The scatterplot analysis (Figure 9) showed high values of R for the three GIS methods as well as equations showing a similar constant error for the three methods (ranging from 6.6 to 8.2), and a different level of variable errors. In particular, for RDBM10, the variable error was close to 1.0 (almost negligible), while it was slightly bigger for the CDM method (ca. 0.9) and the biggest for the RDBM12 method (ca. 1.2).
3.2.3. Comparison of Tested Methods
In the presented research, all the GIS methods were useful in determining skidding area, particularly for winching in mountain conditions. GIS methods save time and make the job of estimating the accessibility area for different extraction methods easier in comparison with conducting field measurements.
The analysis showed that, for the two areas, the errors had the same trend. A further comparison of the GIS methods (Figure 11) showed that statistical difference was present only between the GIS method, RDBM12, compared to the other two. In particular, RDBM12 showed the highest error, ranging from −13% to −33%, an overestimation of the distances calculated by the specific GIS method. The RDBM10 method was particularly accurate in the Fibbino area, where an error of only 6% was obtained (an underestimation of the distances), while the CDM was particularly accurate in the San Martino al Cimino area, where an error of only −8% was obtained (an overestimation of the distances). Statistically, the two GIS methods, RDBM10 and CDM, showed errors for the Fibbino area grouped as an average error of 7.7%, showing an underestimation of the distances calculated by the specific GIS methods. The same GIS methods for the San Martino al Cimino area showed errors grouped as an average error of −9.4%, showing an overestimation of the distances calculated.

*Stored rows*:
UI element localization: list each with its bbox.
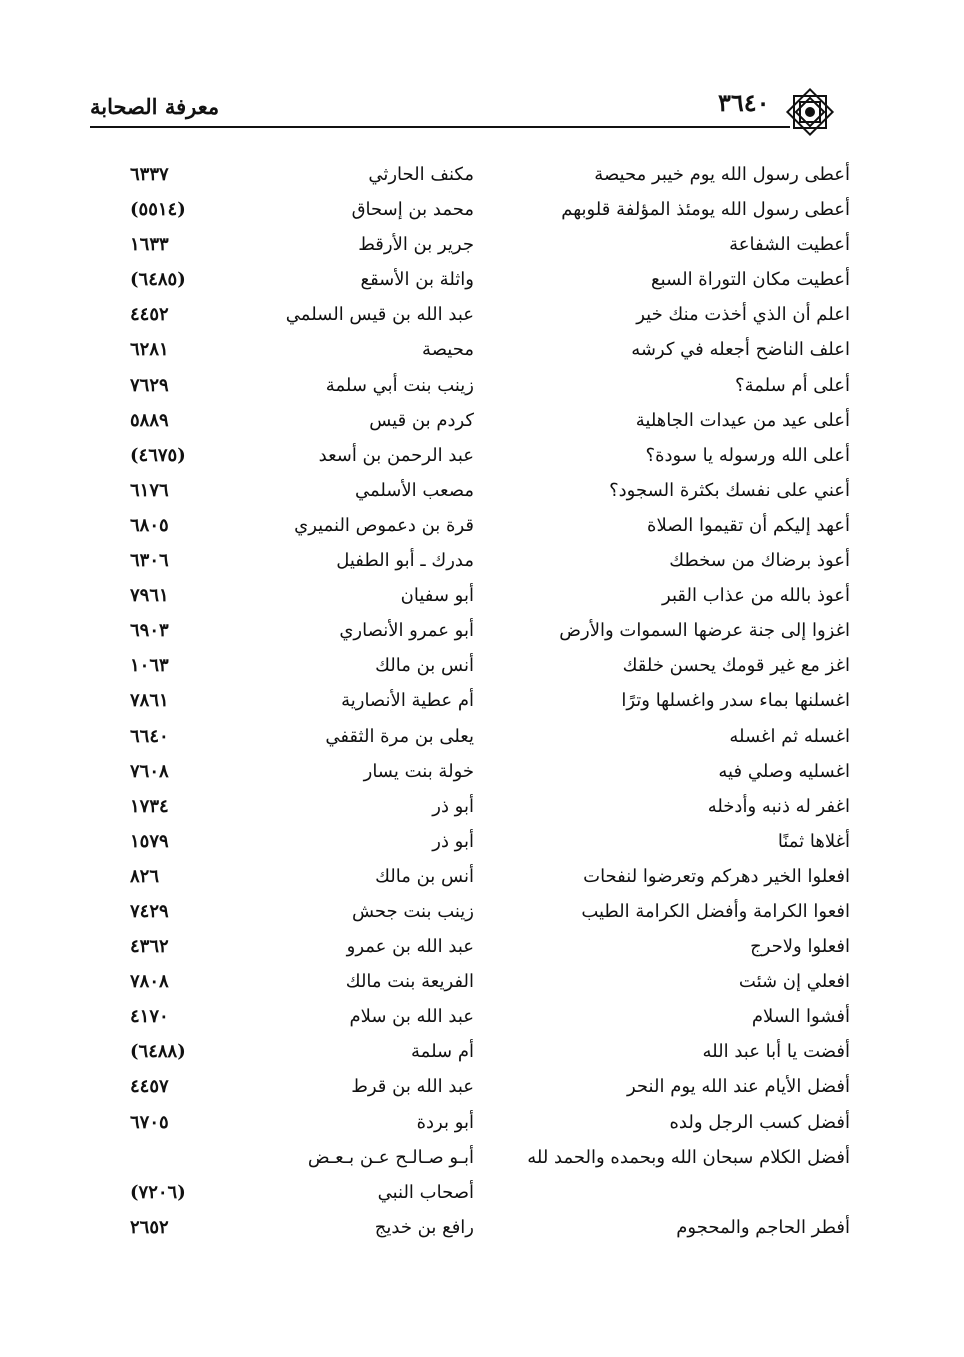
hadith-text: أفشوا السلام	[751, 1006, 850, 1028]
hadith-text: اغسليه وصلي فيه	[718, 760, 850, 782]
narrator-name: قرة بن دعموص النميري	[294, 514, 474, 536]
hadith-number: ٦٧٠٥	[130, 1111, 169, 1133]
index-entry	[90, 441, 860, 476]
narrator-name: أنس بن مالك	[375, 865, 474, 887]
narrator-name: أبو عمرو الأنصاري	[339, 620, 474, 642]
hadith-text: افعلي إن شئت	[738, 971, 850, 993]
hadith-number: ٦٨٠٥	[130, 514, 169, 536]
hadith-number: ٥٨٨٩	[130, 409, 169, 431]
narrator-name: مصعب الأسلمي	[354, 479, 474, 501]
narrator-name: أبـو صـالـح عـن بـعـض	[307, 1146, 474, 1168]
index-entry	[90, 1002, 860, 1037]
index-entry	[90, 1213, 860, 1248]
index-entry	[90, 300, 860, 335]
index-entry	[90, 1037, 860, 1072]
hadith-number: ١٧٣٤	[130, 795, 169, 817]
ornament-icon	[780, 82, 840, 142]
narrator-name: أم سلمة	[411, 1041, 474, 1063]
book-title: معرفة الصحابة	[90, 94, 220, 119]
narrator-name: أبو ذر	[432, 830, 474, 852]
hadith-text: أفطر الحاجم والمحجوم	[676, 1216, 850, 1238]
hadith-text: اغز مع غير قومك يحسن خلقك	[622, 655, 850, 677]
index-entry	[90, 862, 860, 897]
hadith-text: اغسله ثم اغسله	[729, 725, 850, 747]
index-entry	[90, 616, 860, 651]
hadith-text: أفضل الكلام سبحان الله وبحمده والحمد لله	[527, 1146, 850, 1168]
narrator-name: عبد الرحمن بن أسعد	[318, 444, 474, 466]
hadith-number: (٦٤٨٥)	[130, 269, 186, 291]
hadith-text: أعني على نفسك بكثرة السجود؟	[609, 479, 850, 501]
hadith-text: أعطيت الشفاعة	[729, 234, 850, 256]
hadith-number: ٧٨٠٨	[130, 971, 169, 993]
narrator-name: عبد الله بن سلام	[349, 1006, 474, 1028]
index-entry	[90, 757, 860, 792]
hadith-number: ١٥٧٩	[130, 830, 169, 852]
hadith-text: أعهد إليكم أن تقيموا الصلاة	[647, 514, 850, 536]
index-entry	[90, 932, 860, 967]
hadith-text: أفضل الأيام عند الله يوم النحر	[627, 1076, 850, 1098]
narrator-name: مكنف الحارثي	[368, 164, 474, 185]
hadith-text: أعوذ بالله من عذاب القبر	[662, 585, 850, 607]
hadith-number: ٧٩٦١	[130, 585, 169, 607]
hadith-text: اعلف الناضح أجعله في كرشه	[631, 339, 850, 361]
index-entry	[90, 335, 860, 370]
index-entry	[90, 406, 860, 441]
hadith-number: ٤١٧٠	[130, 1006, 169, 1028]
index-entry	[90, 195, 860, 230]
index-entry	[90, 511, 860, 546]
hadith-number: ٧٤٢٩	[130, 900, 169, 922]
narrator-name: زينب بنت أبي سلمة	[325, 374, 474, 396]
narrator-name: أبو بردة	[416, 1111, 474, 1133]
index-entry	[90, 581, 860, 616]
hadith-text: أعطيت مكان التوراة السبع	[651, 269, 850, 291]
hadith-number: ٦٢٨١	[130, 339, 169, 361]
hadith-text: افعوا الكرامة وأفضل الكرامة الطيب	[581, 900, 850, 922]
header-rule	[90, 126, 790, 128]
hadith-text: اعلم أن الذي أخذت منك خير	[636, 304, 850, 326]
narrator-name-continued: أصحاب النبي	[377, 1181, 474, 1203]
hadith-number: ٦١٧٦	[130, 479, 169, 501]
index-entry	[90, 1072, 860, 1107]
hadith-text: أغلاها ثمنًا	[777, 830, 850, 852]
hadith-number: (٤٦٧٥)	[130, 444, 186, 466]
narrator-name: أبو سفيان	[400, 585, 474, 607]
narrator-name: كردم بن قيس	[369, 409, 474, 431]
hadith-number: ٤٤٥٢	[130, 304, 169, 326]
hadith-number: ٧٦٢٩	[130, 374, 169, 396]
page-header	[90, 88, 850, 132]
hadith-number: ٦٣٣٧	[130, 164, 169, 185]
narrator-name: يعلى بن مرة الثقفي	[325, 725, 474, 747]
hadith-number: ٢٦٥٢	[130, 1216, 169, 1238]
narrator-name: أم عطية الأنصارية	[341, 690, 474, 712]
index-entry	[90, 1143, 860, 1213]
hadith-number: (٧٢٠٦)	[130, 1181, 186, 1203]
hadith-text: أعلى أم سلمة؟	[735, 374, 850, 396]
hadith-text: افعلوا الخير دهركم وتعرضوا لنفحات	[583, 865, 850, 887]
hadith-text: أعطى رسول الله يومئذ المؤلفة قلوبهم	[561, 199, 850, 221]
hadith-number: ٦٩٠٣	[130, 620, 169, 642]
hadith-text: أعلى الله ورسوله يا سودة؟	[645, 444, 850, 466]
index-entry	[90, 476, 860, 511]
index-entry	[90, 792, 860, 827]
index-entry	[90, 651, 860, 686]
hadith-text: أعوذ برضاك من سخطك	[669, 550, 850, 572]
hadith-number: ٤٣٦٢	[130, 936, 169, 958]
narrator-name: عبد الله بن عمرو	[346, 936, 474, 958]
hadith-number: ١٦٣٣	[130, 234, 169, 256]
narrator-name: محيصة	[422, 339, 474, 361]
page-number: ٣٦٤٠	[718, 88, 770, 117]
narrator-name: جرير بن الأرقط	[358, 234, 474, 256]
index-entry	[90, 967, 860, 1002]
narrator-name: رافع بن خديج	[374, 1216, 474, 1238]
hadith-text: اغفر له ذنبه وأدخله	[707, 795, 850, 817]
narrator-name: محمد بن إسحاق	[351, 199, 474, 221]
hadith-text: أفضت يا أبا عبد الله	[702, 1041, 850, 1063]
hadith-number: ٧٨٦١	[130, 690, 169, 712]
index-entry	[90, 827, 860, 862]
hadith-number: ٤٤٥٧	[130, 1076, 169, 1098]
narrator-name: مدرك ـ أبو الطفيل	[336, 550, 474, 572]
hadith-index-list	[90, 160, 860, 1248]
index-entry	[90, 686, 860, 721]
hadith-text: أعلى عيد من عيدات الجاهلية	[635, 409, 850, 431]
hadith-text: اغزوا إلى جنة عرضها السموات والأرض	[559, 620, 850, 642]
index-entry	[90, 897, 860, 932]
index-entry	[90, 265, 860, 300]
narrator-name: أنس بن مالك	[375, 655, 474, 677]
index-entry	[90, 160, 860, 195]
hadith-number: ٦٦٤٠	[130, 725, 169, 747]
index-entry	[90, 1108, 860, 1143]
narrator-name: عبد الله بن قيس السلمي	[285, 304, 474, 326]
narrator-name: الفريعة بنت مالك	[345, 971, 474, 993]
narrator-name: واثلة بن الأسقع	[360, 269, 474, 291]
hadith-text: أفضل كسب الرجل ولده	[669, 1111, 850, 1133]
narrator-name: زينب بنت جحش	[351, 900, 474, 922]
narrator-name: أبو ذر	[432, 795, 474, 817]
hadith-number: (٥٥١٤)	[130, 199, 186, 221]
index-entry	[90, 230, 860, 265]
narrator-name: عبد الله بن قرط	[351, 1076, 474, 1098]
hadith-text: افعلوا ولاحرج	[750, 936, 850, 958]
hadith-number: ٧٦٠٨	[130, 760, 169, 782]
hadith-number: ٦٣٠٦	[130, 550, 169, 572]
hadith-number: (٦٤٨٨)	[130, 1041, 186, 1063]
hadith-number: ٨٢٦	[130, 865, 160, 887]
hadith-text: أعطى رسول الله يوم خيبر محيصة	[594, 164, 850, 185]
hadith-number: ١٠٦٣	[130, 655, 169, 677]
index-entry	[90, 371, 860, 406]
narrator-name: خولة بنت يسار	[363, 760, 474, 782]
index-entry	[90, 546, 860, 581]
hadith-text: اغسلنها بماء سدر واغسلها وترًا	[621, 690, 850, 712]
index-entry	[90, 722, 860, 757]
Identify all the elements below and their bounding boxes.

*Instruction A*:
Decide whether each statement below agrees with the passage on GIS methods for estimating skidding distances. For each one, answer yes or no and quote the words of that passage that decide it.
(i) RDBM12 was the only GIS method that differed statistically from the other two.
(ii) The constant error varied widely among the three GIS methods.
(iii) The errors in the two areas followed different trends.
*Instruction B*: Write the next part of the passage on GIS methods for estimating skidding distances, picking up after its last sentence.

*Final answer A*:
(i) Yes: "statistical difference was present only between the GIS method, RDBM12, compared to the other two."
(ii) No: "a similar constant error for the three methods (ranging from 6.6 to 8.2)"
(iii) No: "for the two areas, the errors had the same trend."

*Final answer B*:
4. Discussion
As also developed and found in other papers [32,33], using GIS for planning forest utilisation is less time-consuming and much cheaper in comparison with field measurements and working with a topographic map. They are particularly useful when it is necessary to decide which extraction method can be applied in mountain areas, especially when different extraction methods can be used. i.e., skidding or cable yarding.
In mountainous conditions, accessibility for machines is very often limited, and a suitable analysis with the developed applications, as in the presented research, could help in determining which extraction method to use on what area. The proposed methods (CDM or RDBM10) may also be useful in planning additional skid trails and establishing a larger area of accessibility [26], in limiting damage to the remaining stand [34,35,36,37] and reducing impact on forest soil [38].
Further tests focusing on the accuracy of both methods revealed that RDBM10 was particularly useful and most accurate in the Fibbino area. In general, all the methods were less accurate in San Martino al Cimino. This might have been due to the fact that the San Martino area had larger slope differences: the prevalent degree was 52% and maximum 120%, in comparison with Fibbino where the prevalent was 26% and the maximum 70%.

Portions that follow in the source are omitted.